Dataset rows:
## BEGIN

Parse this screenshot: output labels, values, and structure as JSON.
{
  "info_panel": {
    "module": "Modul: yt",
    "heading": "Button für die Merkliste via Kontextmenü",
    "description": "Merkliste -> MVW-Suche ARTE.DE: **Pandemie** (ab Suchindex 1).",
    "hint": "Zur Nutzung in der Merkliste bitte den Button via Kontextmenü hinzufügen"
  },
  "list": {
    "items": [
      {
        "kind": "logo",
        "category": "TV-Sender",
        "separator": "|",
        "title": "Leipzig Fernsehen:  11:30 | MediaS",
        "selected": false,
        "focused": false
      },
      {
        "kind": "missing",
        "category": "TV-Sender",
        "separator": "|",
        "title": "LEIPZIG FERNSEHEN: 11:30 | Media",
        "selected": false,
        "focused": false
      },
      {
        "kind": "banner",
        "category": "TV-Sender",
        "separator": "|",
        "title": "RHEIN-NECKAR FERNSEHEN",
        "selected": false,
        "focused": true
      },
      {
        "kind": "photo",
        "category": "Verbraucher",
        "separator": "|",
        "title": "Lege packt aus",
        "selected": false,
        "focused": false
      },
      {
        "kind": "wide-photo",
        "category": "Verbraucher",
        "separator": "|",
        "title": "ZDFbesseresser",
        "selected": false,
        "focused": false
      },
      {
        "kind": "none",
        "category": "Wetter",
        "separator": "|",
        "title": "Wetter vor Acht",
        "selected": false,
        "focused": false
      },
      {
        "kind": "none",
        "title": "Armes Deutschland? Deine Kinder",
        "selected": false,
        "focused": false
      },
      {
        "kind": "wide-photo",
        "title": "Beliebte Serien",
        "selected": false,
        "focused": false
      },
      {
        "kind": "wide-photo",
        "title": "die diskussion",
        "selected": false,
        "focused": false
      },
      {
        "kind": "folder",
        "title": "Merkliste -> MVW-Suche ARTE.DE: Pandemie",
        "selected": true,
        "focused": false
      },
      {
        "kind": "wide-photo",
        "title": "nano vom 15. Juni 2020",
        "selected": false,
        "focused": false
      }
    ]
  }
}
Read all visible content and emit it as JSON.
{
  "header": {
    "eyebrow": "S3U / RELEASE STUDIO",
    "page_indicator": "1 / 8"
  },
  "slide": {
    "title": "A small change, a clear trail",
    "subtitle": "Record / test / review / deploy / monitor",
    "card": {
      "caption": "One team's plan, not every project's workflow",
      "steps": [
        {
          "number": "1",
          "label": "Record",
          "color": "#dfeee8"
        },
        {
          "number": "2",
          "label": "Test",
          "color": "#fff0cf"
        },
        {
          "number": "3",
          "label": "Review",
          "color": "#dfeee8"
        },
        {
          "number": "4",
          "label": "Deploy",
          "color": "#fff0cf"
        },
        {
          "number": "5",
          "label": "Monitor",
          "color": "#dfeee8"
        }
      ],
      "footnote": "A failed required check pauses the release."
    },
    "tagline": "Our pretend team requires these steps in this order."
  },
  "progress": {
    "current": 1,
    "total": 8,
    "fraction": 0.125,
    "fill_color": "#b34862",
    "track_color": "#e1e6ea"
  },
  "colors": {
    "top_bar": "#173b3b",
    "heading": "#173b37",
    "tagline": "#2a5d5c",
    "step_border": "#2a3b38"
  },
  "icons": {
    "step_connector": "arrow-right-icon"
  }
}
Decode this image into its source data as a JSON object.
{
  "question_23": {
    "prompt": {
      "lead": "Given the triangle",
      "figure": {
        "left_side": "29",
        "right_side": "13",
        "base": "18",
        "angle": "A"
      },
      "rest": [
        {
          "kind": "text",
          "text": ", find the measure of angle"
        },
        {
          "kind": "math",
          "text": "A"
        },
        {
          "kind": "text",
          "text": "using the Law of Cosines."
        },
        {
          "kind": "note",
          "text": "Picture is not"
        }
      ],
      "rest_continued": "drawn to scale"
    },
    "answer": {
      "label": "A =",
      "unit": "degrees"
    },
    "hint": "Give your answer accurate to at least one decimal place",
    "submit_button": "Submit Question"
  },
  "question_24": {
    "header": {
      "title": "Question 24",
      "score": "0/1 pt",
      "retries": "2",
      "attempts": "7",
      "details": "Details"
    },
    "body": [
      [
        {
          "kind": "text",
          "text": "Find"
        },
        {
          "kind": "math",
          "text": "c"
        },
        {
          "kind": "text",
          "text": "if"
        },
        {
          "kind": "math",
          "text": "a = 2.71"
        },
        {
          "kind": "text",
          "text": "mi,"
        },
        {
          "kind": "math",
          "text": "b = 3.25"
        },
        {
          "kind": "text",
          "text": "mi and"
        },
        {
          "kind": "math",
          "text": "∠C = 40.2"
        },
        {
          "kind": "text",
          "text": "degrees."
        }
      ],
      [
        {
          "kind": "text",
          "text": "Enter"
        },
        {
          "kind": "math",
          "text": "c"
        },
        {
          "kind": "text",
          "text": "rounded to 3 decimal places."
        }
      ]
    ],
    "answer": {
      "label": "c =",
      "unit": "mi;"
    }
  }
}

## END

Direction:
Lines containing the word "Record" must all be returned from the material above.

Response:
    "subtitle": "Record / test / review / deploy / monitor",
          "label": "Record",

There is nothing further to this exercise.